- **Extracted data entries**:
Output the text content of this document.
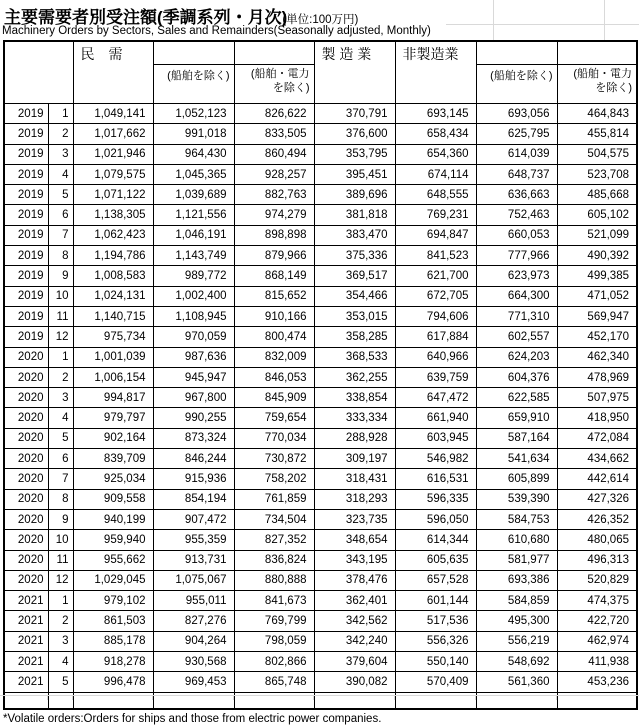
主要需要者別受注額(季調系列・月次)
(単位:100万円)
Machinery Orders by Sectors, Sales and Remainders(Seasonally adjusted, Monthly)
		民　需			製 造 業	非製造業		
			(船舶を除く)	(船舶・電力
を除く)			(船舶を除く)	(船舶・電力
を除く)

2019	1	1,049,141	1,052,123	826,622	370,791	693,145	693,056	464,843
2019	2	1,017,662	991,018	833,505	376,600	658,434	625,795	455,814
2019	3	1,021,946	964,430	860,494	353,795	654,360	614,039	504,575
2019	4	1,079,575	1,045,365	928,257	395,451	674,114	648,737	523,708
2019	5	1,071,122	1,039,689	882,763	389,696	648,555	636,663	485,668
2019	6	1,138,305	1,121,556	974,279	381,818	769,231	752,463	605,102
2019	7	1,062,423	1,046,191	898,898	383,470	694,847	660,053	521,099
2019	8	1,194,786	1,143,749	879,966	375,336	841,523	777,966	490,392
2019	9	1,008,583	989,772	868,149	369,517	621,700	623,973	499,385
2019	10	1,024,131	1,002,400	815,652	354,466	672,705	664,300	471,052
2019	11	1,140,715	1,108,945	910,166	353,015	794,606	771,310	569,947
2019	12	975,734	970,059	800,474	358,285	617,884	602,557	452,170
2020	1	1,001,039	987,636	832,009	368,533	640,966	624,203	462,340
2020	2	1,006,154	945,947	846,053	362,255	639,759	604,376	478,969
2020	3	994,817	967,800	845,909	338,854	647,472	622,585	507,975
2020	4	979,797	990,255	759,654	333,334	661,940	659,910	418,950
2020	5	902,164	873,324	770,034	288,928	603,945	587,164	472,084
2020	6	839,709	846,244	730,872	309,197	546,982	541,634	434,662
2020	7	925,034	915,936	758,202	318,431	616,531	605,899	442,614
2020	8	909,558	854,194	761,859	318,293	596,335	539,390	427,326
2020	9	940,199	907,472	734,504	323,735	596,050	584,753	426,352
2020	10	959,940	955,359	827,352	348,654	614,344	610,680	480,065
2020	11	955,662	913,731	836,824	343,195	605,635	581,977	496,313
2020	12	1,029,045	1,075,067	880,888	378,476	657,528	693,386	520,829
2021	1	979,102	955,011	841,673	362,401	601,144	584,859	474,375
2021	2	861,503	827,276	769,799	342,562	517,536	495,300	422,720
2021	3	885,178	904,264	798,059	342,240	556,326	556,219	462,974
2021	4	918,278	930,568	802,866	379,604	550,140	548,692	411,938
2021	5	996,478	969,453	865,748	390,082	570,409	561,360	453,236

*Volatile orders:Orders for ships and those from electric power companies.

- **Exercise**: Identify lines with the string "Orders". Copy each one.

- **The output**:
Machinery Orders by Sectors, Sales and Remainders(Seasonally adjusted, Monthly)
*Volatile orders:Orders for ships and those from electric power companies.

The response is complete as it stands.